**Written request**
Reproduce each line of the material precisely.

**Given records**
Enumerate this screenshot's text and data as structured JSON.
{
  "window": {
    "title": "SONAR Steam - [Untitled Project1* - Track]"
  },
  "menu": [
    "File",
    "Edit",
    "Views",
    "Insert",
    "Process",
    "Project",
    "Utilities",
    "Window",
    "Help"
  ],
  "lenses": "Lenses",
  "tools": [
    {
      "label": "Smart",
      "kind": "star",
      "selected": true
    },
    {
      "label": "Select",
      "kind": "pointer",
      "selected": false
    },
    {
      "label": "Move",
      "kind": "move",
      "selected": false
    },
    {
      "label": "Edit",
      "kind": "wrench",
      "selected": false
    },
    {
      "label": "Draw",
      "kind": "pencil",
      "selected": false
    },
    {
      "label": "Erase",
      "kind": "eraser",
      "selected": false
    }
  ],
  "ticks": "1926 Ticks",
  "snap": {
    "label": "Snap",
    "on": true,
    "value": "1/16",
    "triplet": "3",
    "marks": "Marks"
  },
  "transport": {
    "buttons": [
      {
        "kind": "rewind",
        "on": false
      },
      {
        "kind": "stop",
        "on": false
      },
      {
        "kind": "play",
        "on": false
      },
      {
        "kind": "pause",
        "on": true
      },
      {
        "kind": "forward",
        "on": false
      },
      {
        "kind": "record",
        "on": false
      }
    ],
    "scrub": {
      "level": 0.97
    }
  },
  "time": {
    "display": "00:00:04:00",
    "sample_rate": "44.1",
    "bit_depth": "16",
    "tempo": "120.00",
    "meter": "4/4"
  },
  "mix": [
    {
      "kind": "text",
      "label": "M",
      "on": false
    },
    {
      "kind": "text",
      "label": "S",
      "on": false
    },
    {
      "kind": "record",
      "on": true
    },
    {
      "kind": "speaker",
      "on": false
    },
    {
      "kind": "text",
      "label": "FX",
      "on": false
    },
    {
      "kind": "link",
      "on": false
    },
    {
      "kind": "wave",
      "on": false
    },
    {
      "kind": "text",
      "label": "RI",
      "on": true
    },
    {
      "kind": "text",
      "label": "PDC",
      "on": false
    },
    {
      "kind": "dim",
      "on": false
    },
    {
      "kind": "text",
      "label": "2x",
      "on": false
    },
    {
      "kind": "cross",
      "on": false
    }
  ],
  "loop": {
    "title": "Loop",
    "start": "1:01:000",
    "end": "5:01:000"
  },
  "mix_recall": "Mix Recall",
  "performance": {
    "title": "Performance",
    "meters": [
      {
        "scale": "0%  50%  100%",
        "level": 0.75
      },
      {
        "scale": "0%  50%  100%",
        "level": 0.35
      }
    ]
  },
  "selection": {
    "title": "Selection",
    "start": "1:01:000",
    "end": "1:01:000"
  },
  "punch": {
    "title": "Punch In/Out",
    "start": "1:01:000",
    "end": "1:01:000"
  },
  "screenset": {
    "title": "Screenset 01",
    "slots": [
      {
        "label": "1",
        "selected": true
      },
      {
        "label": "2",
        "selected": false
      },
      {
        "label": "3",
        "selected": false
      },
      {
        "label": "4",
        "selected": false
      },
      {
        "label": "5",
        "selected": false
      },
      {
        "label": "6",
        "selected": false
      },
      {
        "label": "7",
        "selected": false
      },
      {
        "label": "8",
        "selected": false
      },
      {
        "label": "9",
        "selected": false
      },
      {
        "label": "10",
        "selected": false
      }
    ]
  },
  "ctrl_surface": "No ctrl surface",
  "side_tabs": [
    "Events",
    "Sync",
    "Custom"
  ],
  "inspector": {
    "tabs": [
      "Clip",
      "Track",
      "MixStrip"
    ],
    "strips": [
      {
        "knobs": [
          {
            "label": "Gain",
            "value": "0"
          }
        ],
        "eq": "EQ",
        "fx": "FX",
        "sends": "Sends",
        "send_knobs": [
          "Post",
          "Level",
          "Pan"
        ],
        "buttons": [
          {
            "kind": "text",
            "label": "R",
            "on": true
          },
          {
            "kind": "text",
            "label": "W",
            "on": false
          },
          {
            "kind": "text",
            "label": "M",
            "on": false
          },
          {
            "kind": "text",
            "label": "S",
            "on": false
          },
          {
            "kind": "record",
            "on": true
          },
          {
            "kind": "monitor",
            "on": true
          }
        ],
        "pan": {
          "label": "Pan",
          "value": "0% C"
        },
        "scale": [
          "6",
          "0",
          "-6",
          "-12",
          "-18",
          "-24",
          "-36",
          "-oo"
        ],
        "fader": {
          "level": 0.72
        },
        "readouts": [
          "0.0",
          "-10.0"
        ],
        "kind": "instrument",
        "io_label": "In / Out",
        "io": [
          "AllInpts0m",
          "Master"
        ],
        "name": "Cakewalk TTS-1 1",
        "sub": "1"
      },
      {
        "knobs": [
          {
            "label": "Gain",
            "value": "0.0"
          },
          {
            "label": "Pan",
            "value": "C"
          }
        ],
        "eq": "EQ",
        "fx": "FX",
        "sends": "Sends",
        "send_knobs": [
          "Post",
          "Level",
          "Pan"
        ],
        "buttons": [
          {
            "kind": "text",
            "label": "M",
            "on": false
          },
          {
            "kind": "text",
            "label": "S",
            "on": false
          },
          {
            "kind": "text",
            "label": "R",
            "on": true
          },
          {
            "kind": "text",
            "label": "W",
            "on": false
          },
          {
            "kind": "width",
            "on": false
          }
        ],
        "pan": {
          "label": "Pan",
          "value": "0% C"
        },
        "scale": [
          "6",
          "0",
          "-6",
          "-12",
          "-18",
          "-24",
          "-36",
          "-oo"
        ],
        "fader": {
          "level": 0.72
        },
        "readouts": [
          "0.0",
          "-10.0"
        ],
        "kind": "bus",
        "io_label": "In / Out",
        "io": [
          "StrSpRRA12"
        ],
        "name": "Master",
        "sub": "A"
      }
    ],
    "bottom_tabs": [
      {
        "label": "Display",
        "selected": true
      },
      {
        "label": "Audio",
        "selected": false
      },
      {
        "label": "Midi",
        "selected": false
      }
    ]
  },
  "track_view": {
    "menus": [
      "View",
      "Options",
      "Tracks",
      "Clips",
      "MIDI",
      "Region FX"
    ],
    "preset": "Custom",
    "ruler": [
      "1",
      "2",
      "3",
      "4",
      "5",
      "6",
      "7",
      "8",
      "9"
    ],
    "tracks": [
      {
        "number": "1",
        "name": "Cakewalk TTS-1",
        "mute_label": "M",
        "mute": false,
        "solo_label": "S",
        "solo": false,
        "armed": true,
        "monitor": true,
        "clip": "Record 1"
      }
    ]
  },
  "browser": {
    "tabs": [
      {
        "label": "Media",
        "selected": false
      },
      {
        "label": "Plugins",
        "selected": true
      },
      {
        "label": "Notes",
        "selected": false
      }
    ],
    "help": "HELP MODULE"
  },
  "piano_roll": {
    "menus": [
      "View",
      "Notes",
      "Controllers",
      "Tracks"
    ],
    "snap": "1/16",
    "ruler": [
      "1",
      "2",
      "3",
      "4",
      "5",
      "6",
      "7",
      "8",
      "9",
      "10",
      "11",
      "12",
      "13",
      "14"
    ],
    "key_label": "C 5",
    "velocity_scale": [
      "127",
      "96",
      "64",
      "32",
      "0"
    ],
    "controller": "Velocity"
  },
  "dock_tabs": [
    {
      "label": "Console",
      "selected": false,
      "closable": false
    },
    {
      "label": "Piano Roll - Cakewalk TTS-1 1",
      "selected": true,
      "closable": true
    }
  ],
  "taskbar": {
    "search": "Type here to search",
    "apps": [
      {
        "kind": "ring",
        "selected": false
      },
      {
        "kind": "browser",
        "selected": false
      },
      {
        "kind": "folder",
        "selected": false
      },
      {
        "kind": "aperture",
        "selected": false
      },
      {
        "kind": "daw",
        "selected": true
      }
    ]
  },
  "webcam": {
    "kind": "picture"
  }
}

**Correct response**
Enumerate this screenshot's text and data as structured JSON.
{
  "window": {
    "title": "SONAR Steam - [Untitled Project1* - Track]"
  },
  "menu": [
    "File",
    "Edit",
    "Views",
    "Insert",
    "Process",
    "Project",
    "Utilities",
    "Window",
    "Help"
  ],
  "lenses": "Lenses",
  "tools": [
    {
      "label": "Smart",
      "kind": "star",
      "selected": true
    },
    {
      "label": "Select",
      "kind": "pointer",
      "selected": false
    },
    {
      "label": "Move",
      "kind": "move",
      "selected": false
    },
    {
      "label": "Edit",
      "kind": "wrench",
      "selected": false
    },
    {
      "label": "Draw",
      "kind": "pencil",
      "selected": false
    },
    {
      "label": "Erase",
      "kind": "eraser",
      "selected": false
    }
  ],
  "ticks": "1926 Ticks",
  "snap": {
    "label": "Snap",
    "on": true,
    "value": "1/16",
    "triplet": "3",
    "marks": "Marks"
  },
  "transport": {
    "buttons": [
      {
        "kind": "rewind",
        "on": false
      },
      {
        "kind": "stop",
        "on": false
      },
      {
        "kind": "play",
        "on": false
      },
      {
        "kind": "pause",
        "on": true
      },
      {
        "kind": "forward",
        "on": false
      },
      {
        "kind": "record",
        "on": false
      }
    ],
    "scrub": {
      "level": 0.97
    }
  },
  "time": {
    "display": "00:00:04:00",
    "sample_rate": "44.1",
    "bit_depth": "16",
    "tempo": "120.00",
    "meter": "4/4"
  },
  "mix": [
    {
      "kind": "text",
      "label": "M",
      "on": false
    },
    {
      "kind": "text",
      "label": "S",
      "on": false
    },
    {
      "kind": "record",
      "on": true
    },
    {
      "kind": "speaker",
      "on": false
    },
    {
      "kind": "text",
      "label": "FX",
      "on": false
    },
    {
      "kind": "link",
      "on": false
    },
    {
      "kind": "wave",
      "on": false
    },
    {
      "kind": "text",
      "label": "RI",
      "on": true
    },
    {
      "kind": "text",
      "label": "PDC",
      "on": false
    },
    {
      "kind": "dim",
      "on": false
    },
    {
      "kind": "text",
      "label": "2x",
      "on": false
    },
    {
      "kind": "cross",
      "on": false
    }
  ],
  "loop": {
    "title": "Loop",
    "start": "1:01:000",
    "end": "5:01:000"
  },
  "mix_recall": "Mix Recall",
  "performance": {
    "title": "Performance",
    "meters": [
      {
        "scale": "0%  50%  100%",
        "level": 0.75
      },
      {
        "scale": "0%  50%  100%",
        "level": 0.35
      }
    ]
  },
  "selection": {
    "title": "Selection",
    "start": "1:01:000",
    "end": "1:01:000"
  },
  "punch": {
    "title": "Punch In/Out",
    "start": "1:01:000",
    "end": "1:01:000"
  },
  "screenset": {
    "title": "Screenset 01",
    "slots": [
      {
        "label": "1",
        "selected": true
      },
      {
        "label": "2",
        "selected": false
      },
      {
        "label": "3",
        "selected": false
      },
      {
        "label": "4",
        "selected": false
      },
      {
        "label": "5",
        "selected": false
      },
      {
        "label": "6",
        "selected": false
      },
      {
        "label": "7",
        "selected": false
      },
      {
        "label": "8",
        "selected": false
      },
      {
        "label": "9",
        "selected": false
      },
      {
        "label": "10",
        "selected": false
      }
    ]
  },
  "ctrl_surface": "No ctrl surface",
  "side_tabs": [
    "Events",
    "Sync",
    "Custom"
  ],
  "inspector": {
    "tabs": [
      "Clip",
      "Track",
      "MixStrip"
    ],
    "strips": [
      {
        "knobs": [
          {
            "label": "Gain",
            "value": "0"
          }
        ],
        "eq": "EQ",
        "fx": "FX",
        "sends": "Sends",
        "send_knobs": [
          "Post",
          "Level",
          "Pan"
        ],
        "buttons": [
          {
            "kind": "text",
            "label": "R",
            "on": true
          },
          {
            "kind": "text",
            "label": "W",
            "on": false
          },
          {
            "kind": "text",
            "label": "M",
            "on": false
          },
          {
            "kind": "text",
            "label": "S",
            "on": false
          },
          {
            "kind": "record",
            "on": true
          },
          {
            "kind": "monitor",
            "on": true
          }
        ],
        "pan": {
          "label": "Pan",
          "value": "0% C"
        },
        "scale": [
          "6",
          "0",
          "-6",
          "-12",
          "-18",
          "-24",
          "-36",
          "-oo"
        ],
        "fader": {
          "level": 0.72
        },
        "readouts": [
          "0.0",
          "-10.0"
        ],
        "kind": "instrument",
        "io_label": "In / Out",
        "io": [
          "AllInpts0m",
          "Master"
        ],
        "name": "Cakewalk TTS-1 1",
        "sub": "1"
      },
      {
        "knobs": [
          {
            "label": "Gain",
            "value": "0.0"
          },
          {
            "label": "Pan",
            "value": "C"
          }
        ],
        "eq": "EQ",
        "fx": "FX",
        "sends": "Sends",
        "send_knobs": [
          "Post",
          "Level",
          "Pan"
        ],
        "buttons": [
          {
            "kind": "text",
            "label": "M",
            "on": false
          },
          {
            "kind": "text",
            "label": "S",
            "on": false
          },
          {
            "kind": "text",
            "label": "R",
            "on": true
          },
          {
            "kind": "text",
            "label": "W",
            "on": false
          },
          {
            "kind": "width",
            "on": false
          }
        ],
        "pan": {
          "label": "Pan",
          "value": "0% C"
        },
        "scale": [
          "6",
          "0",
          "-6",
          "-12",
          "-18",
          "-24",
          "-36",
          "-oo"
        ],
        "fader": {
          "level": 0.72
        },
        "readouts": [
          "0.0",
          "-10.0"
        ],
        "kind": "bus",
        "io_label": "In / Out",
        "io": [
          "StrSpRRA12"
        ],
        "name": "Master",
        "sub": "A"
      }
    ],
    "bottom_tabs": [
      {
        "label": "Display",
        "selected": true
      },
      {
        "label": "Audio",
        "selected": false
      },
      {
        "label": "Midi",
        "selected": false
      }
    ]
  },
  "track_view": {
    "menus": [
      "View",
      "Options",
      "Tracks",
      "Clips",
      "MIDI",
      "Region FX"
    ],
    "preset": "Custom",
    "ruler": [
      "1",
      "2",
      "3",
      "4",
      "5",
      "6",
      "7",
      "8",
      "9"
    ],
    "tracks": [
      {
        "number": "1",
        "name": "Cakewalk TTS-1",
        "mute_label": "M",
        "mute": false,
        "solo_label": "S",
        "solo": false,
        "armed": true,
        "monitor": true,
        "clip": "Record 1"
      }
    ]
  },
  "browser": {
    "tabs": [
      {
        "label": "Media",
        "selected": false
      },
      {
        "label": "Plugins",
        "selected": true
      },
      {
        "label": "Notes",
        "selected": false
      }
    ],
    "help": "HELP MODULE"
  },
  "piano_roll": {
    "menus": [
      "View",
      "Notes",
      "Controllers",
      "Tracks"
    ],
    "snap": "1/16",
    "ruler": [
      "1",
      "2",
      "3",
      "4",
      "5",
      "6",
      "7",
      "8",
      "9",
      "10",
      "11",
      "12",
      "13",
      "14"
    ],
    "key_label": "C 5",
    "velocity_scale": [
      "127",
      "96",
      "64",
      "32",
      "0"
    ],
    "controller": "Velocity"
  },
  "dock_tabs": [
    {
      "label": "Console",
      "selected": false,
      "closable": false
    },
    {
      "label": "Piano Roll - Cakewalk TTS-1 1",
      "selected": true,
      "closable": true
    }
  ],
  "taskbar": {
    "search": "Type here to search",
    "apps": [
      {
        "kind": "ring",
        "selected": false
      },
      {
        "kind": "browser",
        "selected": false
      },
      {
        "kind": "folder",
        "selected": false
      },
      {
        "kind": "aperture",
        "selected": false
      },
      {
        "kind": "daw",
        "selected": true
      }
    ]
  },
  "webcam": {
    "kind": "picture"
  }
}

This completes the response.